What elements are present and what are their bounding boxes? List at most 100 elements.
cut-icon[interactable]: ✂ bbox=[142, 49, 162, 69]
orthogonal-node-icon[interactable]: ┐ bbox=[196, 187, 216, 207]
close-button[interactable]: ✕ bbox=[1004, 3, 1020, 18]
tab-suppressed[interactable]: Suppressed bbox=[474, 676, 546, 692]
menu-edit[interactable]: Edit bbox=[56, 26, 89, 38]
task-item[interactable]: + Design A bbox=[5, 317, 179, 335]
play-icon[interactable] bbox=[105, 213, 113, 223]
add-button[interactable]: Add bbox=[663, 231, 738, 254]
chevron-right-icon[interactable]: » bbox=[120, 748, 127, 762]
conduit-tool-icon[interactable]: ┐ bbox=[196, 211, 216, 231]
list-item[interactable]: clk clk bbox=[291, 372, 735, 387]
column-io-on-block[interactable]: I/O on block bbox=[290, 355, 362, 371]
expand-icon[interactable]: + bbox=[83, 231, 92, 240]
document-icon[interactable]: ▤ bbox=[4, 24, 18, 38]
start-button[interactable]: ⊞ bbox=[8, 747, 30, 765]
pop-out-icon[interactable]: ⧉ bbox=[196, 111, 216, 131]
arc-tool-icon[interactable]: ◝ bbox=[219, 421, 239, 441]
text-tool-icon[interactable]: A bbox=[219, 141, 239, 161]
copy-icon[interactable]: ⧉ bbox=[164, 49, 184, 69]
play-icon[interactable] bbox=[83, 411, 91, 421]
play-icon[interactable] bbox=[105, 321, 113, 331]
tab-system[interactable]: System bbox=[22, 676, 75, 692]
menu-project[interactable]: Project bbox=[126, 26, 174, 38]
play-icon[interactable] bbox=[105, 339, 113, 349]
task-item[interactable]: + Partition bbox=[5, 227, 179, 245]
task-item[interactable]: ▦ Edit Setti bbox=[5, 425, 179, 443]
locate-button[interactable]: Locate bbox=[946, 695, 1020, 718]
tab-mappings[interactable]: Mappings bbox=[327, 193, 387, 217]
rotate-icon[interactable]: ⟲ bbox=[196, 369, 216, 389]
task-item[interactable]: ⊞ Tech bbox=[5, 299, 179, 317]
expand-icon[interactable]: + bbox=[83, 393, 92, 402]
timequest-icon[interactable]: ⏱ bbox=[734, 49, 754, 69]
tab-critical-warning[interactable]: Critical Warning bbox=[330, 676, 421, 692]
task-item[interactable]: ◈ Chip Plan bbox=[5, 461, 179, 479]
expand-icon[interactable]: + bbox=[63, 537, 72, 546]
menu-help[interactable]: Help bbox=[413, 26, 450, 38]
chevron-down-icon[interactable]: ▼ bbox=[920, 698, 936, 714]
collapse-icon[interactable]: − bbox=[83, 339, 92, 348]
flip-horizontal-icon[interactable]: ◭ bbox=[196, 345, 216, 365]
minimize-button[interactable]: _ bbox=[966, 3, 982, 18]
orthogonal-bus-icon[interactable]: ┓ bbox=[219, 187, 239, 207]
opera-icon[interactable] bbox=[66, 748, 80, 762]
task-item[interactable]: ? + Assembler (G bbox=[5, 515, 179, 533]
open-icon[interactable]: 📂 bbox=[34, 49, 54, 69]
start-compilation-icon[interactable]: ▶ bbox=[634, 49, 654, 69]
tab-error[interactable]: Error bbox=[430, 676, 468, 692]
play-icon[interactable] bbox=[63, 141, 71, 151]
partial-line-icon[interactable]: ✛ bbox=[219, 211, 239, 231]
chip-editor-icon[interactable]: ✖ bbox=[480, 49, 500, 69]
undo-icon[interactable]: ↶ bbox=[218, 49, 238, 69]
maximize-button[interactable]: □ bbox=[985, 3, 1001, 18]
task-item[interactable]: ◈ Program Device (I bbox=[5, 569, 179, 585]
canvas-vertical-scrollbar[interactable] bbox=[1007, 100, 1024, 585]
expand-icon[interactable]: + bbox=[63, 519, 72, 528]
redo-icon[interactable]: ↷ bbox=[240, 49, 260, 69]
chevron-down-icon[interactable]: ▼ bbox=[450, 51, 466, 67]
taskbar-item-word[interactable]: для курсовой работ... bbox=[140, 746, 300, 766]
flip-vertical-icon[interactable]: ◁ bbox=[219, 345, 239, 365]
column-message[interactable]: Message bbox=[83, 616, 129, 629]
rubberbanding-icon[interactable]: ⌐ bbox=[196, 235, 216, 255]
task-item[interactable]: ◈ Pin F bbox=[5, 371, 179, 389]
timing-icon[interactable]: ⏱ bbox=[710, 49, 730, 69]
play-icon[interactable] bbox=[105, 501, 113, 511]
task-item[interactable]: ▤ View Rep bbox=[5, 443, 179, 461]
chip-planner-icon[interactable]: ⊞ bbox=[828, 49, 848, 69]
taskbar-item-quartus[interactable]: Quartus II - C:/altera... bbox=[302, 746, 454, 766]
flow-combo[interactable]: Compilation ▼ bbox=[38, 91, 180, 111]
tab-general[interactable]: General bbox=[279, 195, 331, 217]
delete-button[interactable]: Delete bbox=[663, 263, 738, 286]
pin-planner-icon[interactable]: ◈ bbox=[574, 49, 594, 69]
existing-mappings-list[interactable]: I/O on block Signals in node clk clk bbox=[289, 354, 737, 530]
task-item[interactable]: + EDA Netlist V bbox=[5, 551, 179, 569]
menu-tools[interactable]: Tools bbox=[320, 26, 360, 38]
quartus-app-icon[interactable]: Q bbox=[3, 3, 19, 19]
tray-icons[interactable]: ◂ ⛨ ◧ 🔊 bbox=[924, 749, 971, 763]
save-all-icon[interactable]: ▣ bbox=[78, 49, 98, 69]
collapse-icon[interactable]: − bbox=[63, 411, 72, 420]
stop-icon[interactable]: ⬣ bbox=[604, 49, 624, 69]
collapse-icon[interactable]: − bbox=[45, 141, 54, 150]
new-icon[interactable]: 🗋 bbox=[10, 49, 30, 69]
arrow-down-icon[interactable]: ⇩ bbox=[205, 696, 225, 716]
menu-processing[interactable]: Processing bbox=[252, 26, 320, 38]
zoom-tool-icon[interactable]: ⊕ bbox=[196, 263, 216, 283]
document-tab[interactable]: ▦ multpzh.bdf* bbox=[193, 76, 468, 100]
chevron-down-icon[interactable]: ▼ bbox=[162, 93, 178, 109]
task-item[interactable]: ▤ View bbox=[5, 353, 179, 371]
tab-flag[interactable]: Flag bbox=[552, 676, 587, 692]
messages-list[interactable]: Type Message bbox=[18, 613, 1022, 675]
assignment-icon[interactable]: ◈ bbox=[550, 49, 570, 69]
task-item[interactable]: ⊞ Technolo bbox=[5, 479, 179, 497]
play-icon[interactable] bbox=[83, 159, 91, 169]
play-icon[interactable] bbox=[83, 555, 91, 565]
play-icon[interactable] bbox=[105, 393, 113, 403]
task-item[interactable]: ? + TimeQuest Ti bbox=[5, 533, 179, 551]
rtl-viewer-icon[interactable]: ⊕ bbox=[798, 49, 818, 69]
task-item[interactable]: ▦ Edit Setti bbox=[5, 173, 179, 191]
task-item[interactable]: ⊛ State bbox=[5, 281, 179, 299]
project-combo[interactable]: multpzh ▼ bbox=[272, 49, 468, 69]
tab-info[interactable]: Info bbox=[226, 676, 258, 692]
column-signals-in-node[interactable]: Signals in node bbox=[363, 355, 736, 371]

__________

**EXERCISE BRIEF**
Rewrite the entries above, replacing "task-item" with "tree-item" everywhere and leaving everything else unchanged.

**CORRECT OUTPUT**
What elements are present and what are their bounding boxes? List at most 100 elements.
cut-icon[interactable]: ✂ bbox=[142, 49, 162, 69]
orthogonal-node-icon[interactable]: ┐ bbox=[196, 187, 216, 207]
close-button[interactable]: ✕ bbox=[1004, 3, 1020, 18]
tab-suppressed[interactable]: Suppressed bbox=[474, 676, 546, 692]
menu-edit[interactable]: Edit bbox=[56, 26, 89, 38]
tree-item[interactable]: + Design A bbox=[5, 317, 179, 335]
play-icon[interactable] bbox=[105, 213, 113, 223]
add-button[interactable]: Add bbox=[663, 231, 738, 254]
chevron-right-icon[interactable]: » bbox=[120, 748, 127, 762]
conduit-tool-icon[interactable]: ┐ bbox=[196, 211, 216, 231]
list-item[interactable]: clk clk bbox=[291, 372, 735, 387]
column-io-on-block[interactable]: I/O on block bbox=[290, 355, 362, 371]
expand-icon[interactable]: + bbox=[83, 231, 92, 240]
document-icon[interactable]: ▤ bbox=[4, 24, 18, 38]
start-button[interactable]: ⊞ bbox=[8, 747, 30, 765]
pop-out-icon[interactable]: ⧉ bbox=[196, 111, 216, 131]
arc-tool-icon[interactable]: ◝ bbox=[219, 421, 239, 441]
text-tool-icon[interactable]: A bbox=[219, 141, 239, 161]
copy-icon[interactable]: ⧉ bbox=[164, 49, 184, 69]
play-icon[interactable] bbox=[83, 411, 91, 421]
play-icon[interactable] bbox=[105, 321, 113, 331]
tab-system[interactable]: System bbox=[22, 676, 75, 692]
menu-project[interactable]: Project bbox=[126, 26, 174, 38]
play-icon[interactable] bbox=[105, 339, 113, 349]
tree-item[interactable]: + Partition bbox=[5, 227, 179, 245]
tree-item[interactable]: ▦ Edit Setti bbox=[5, 425, 179, 443]
locate-button[interactable]: Locate bbox=[946, 695, 1020, 718]
tab-mappings[interactable]: Mappings bbox=[327, 193, 387, 217]
rotate-icon[interactable]: ⟲ bbox=[196, 369, 216, 389]
tree-item[interactable]: ⊞ Tech bbox=[5, 299, 179, 317]
expand-icon[interactable]: + bbox=[83, 393, 92, 402]
timequest-icon[interactable]: ⏱ bbox=[734, 49, 754, 69]
tab-critical-warning[interactable]: Critical Warning bbox=[330, 676, 421, 692]
tree-item[interactable]: ◈ Chip Plan bbox=[5, 461, 179, 479]
expand-icon[interactable]: + bbox=[63, 537, 72, 546]
menu-help[interactable]: Help bbox=[413, 26, 450, 38]
chevron-down-icon[interactable]: ▼ bbox=[920, 698, 936, 714]
collapse-icon[interactable]: − bbox=[83, 339, 92, 348]
flip-horizontal-icon[interactable]: ◭ bbox=[196, 345, 216, 365]
minimize-button[interactable]: _ bbox=[966, 3, 982, 18]
orthogonal-bus-icon[interactable]: ┓ bbox=[219, 187, 239, 207]
opera-icon[interactable] bbox=[66, 748, 80, 762]
tree-item[interactable]: ? + Assembler (G bbox=[5, 515, 179, 533]
open-icon[interactable]: 📂 bbox=[34, 49, 54, 69]
start-compilation-icon[interactable]: ▶ bbox=[634, 49, 654, 69]
tab-error[interactable]: Error bbox=[430, 676, 468, 692]
play-icon[interactable] bbox=[63, 141, 71, 151]
partial-line-icon[interactable]: ✛ bbox=[219, 211, 239, 231]
chip-editor-icon[interactable]: ✖ bbox=[480, 49, 500, 69]
undo-icon[interactable]: ↶ bbox=[218, 49, 238, 69]
maximize-button[interactable]: □ bbox=[985, 3, 1001, 18]
tree-item[interactable]: ◈ Program Device (I bbox=[5, 569, 179, 585]
canvas-vertical-scrollbar[interactable] bbox=[1007, 100, 1024, 585]
expand-icon[interactable]: + bbox=[63, 519, 72, 528]
redo-icon[interactable]: ↷ bbox=[240, 49, 260, 69]
chevron-down-icon[interactable]: ▼ bbox=[450, 51, 466, 67]
taskbar-item-word[interactable]: для курсовой работ... bbox=[140, 746, 300, 766]
flip-vertical-icon[interactable]: ◁ bbox=[219, 345, 239, 365]
column-message[interactable]: Message bbox=[83, 616, 129, 629]
rubberbanding-icon[interactable]: ⌐ bbox=[196, 235, 216, 255]
tree-item[interactable]: ◈ Pin F bbox=[5, 371, 179, 389]
timing-icon[interactable]: ⏱ bbox=[710, 49, 730, 69]
play-icon[interactable] bbox=[105, 501, 113, 511]
tree-item[interactable]: ▤ View Rep bbox=[5, 443, 179, 461]
chip-planner-icon[interactable]: ⊞ bbox=[828, 49, 848, 69]
taskbar-item-quartus[interactable]: Quartus II - C:/altera... bbox=[302, 746, 454, 766]
flow-combo[interactable]: Compilation ▼ bbox=[38, 91, 180, 111]
tab-general[interactable]: General bbox=[279, 195, 331, 217]
delete-button[interactable]: Delete bbox=[663, 263, 738, 286]
pin-planner-icon[interactable]: ◈ bbox=[574, 49, 594, 69]
existing-mappings-list[interactable]: I/O on block Signals in node clk clk bbox=[289, 354, 737, 530]
tree-item[interactable]: + EDA Netlist V bbox=[5, 551, 179, 569]
menu-tools[interactable]: Tools bbox=[320, 26, 360, 38]
quartus-app-icon[interactable]: Q bbox=[3, 3, 19, 19]
tray-icons[interactable]: ◂ ⛨ ◧ 🔊 bbox=[924, 749, 971, 763]
save-all-icon[interactable]: ▣ bbox=[78, 49, 98, 69]
collapse-icon[interactable]: − bbox=[63, 411, 72, 420]
stop-icon[interactable]: ⬣ bbox=[604, 49, 624, 69]
collapse-icon[interactable]: − bbox=[45, 141, 54, 150]
new-icon[interactable]: 🗋 bbox=[10, 49, 30, 69]
arrow-down-icon[interactable]: ⇩ bbox=[205, 696, 225, 716]
menu-processing[interactable]: Processing bbox=[252, 26, 320, 38]
zoom-tool-icon[interactable]: ⊕ bbox=[196, 263, 216, 283]
document-tab[interactable]: ▦ multpzh.bdf* bbox=[193, 76, 468, 100]
chevron-down-icon[interactable]: ▼ bbox=[162, 93, 178, 109]
tree-item[interactable]: ▤ View bbox=[5, 353, 179, 371]
tab-flag[interactable]: Flag bbox=[552, 676, 587, 692]
messages-list[interactable]: Type Message bbox=[18, 613, 1022, 675]
assignment-icon[interactable]: ◈ bbox=[550, 49, 570, 69]
tree-item[interactable]: ⊞ Technolo bbox=[5, 479, 179, 497]
play-icon[interactable] bbox=[83, 159, 91, 169]
play-icon[interactable] bbox=[83, 555, 91, 565]
play-icon[interactable] bbox=[105, 393, 113, 403]
tree-item[interactable]: ? + TimeQuest Ti bbox=[5, 533, 179, 551]
rtl-viewer-icon[interactable]: ⊕ bbox=[798, 49, 818, 69]
tree-item[interactable]: ▦ Edit Setti bbox=[5, 173, 179, 191]
tree-item[interactable]: ⊛ State bbox=[5, 281, 179, 299]
project-combo[interactable]: multpzh ▼ bbox=[272, 49, 468, 69]
tab-info[interactable]: Info bbox=[226, 676, 258, 692]
column-signals-in-node[interactable]: Signals in node bbox=[363, 355, 736, 371]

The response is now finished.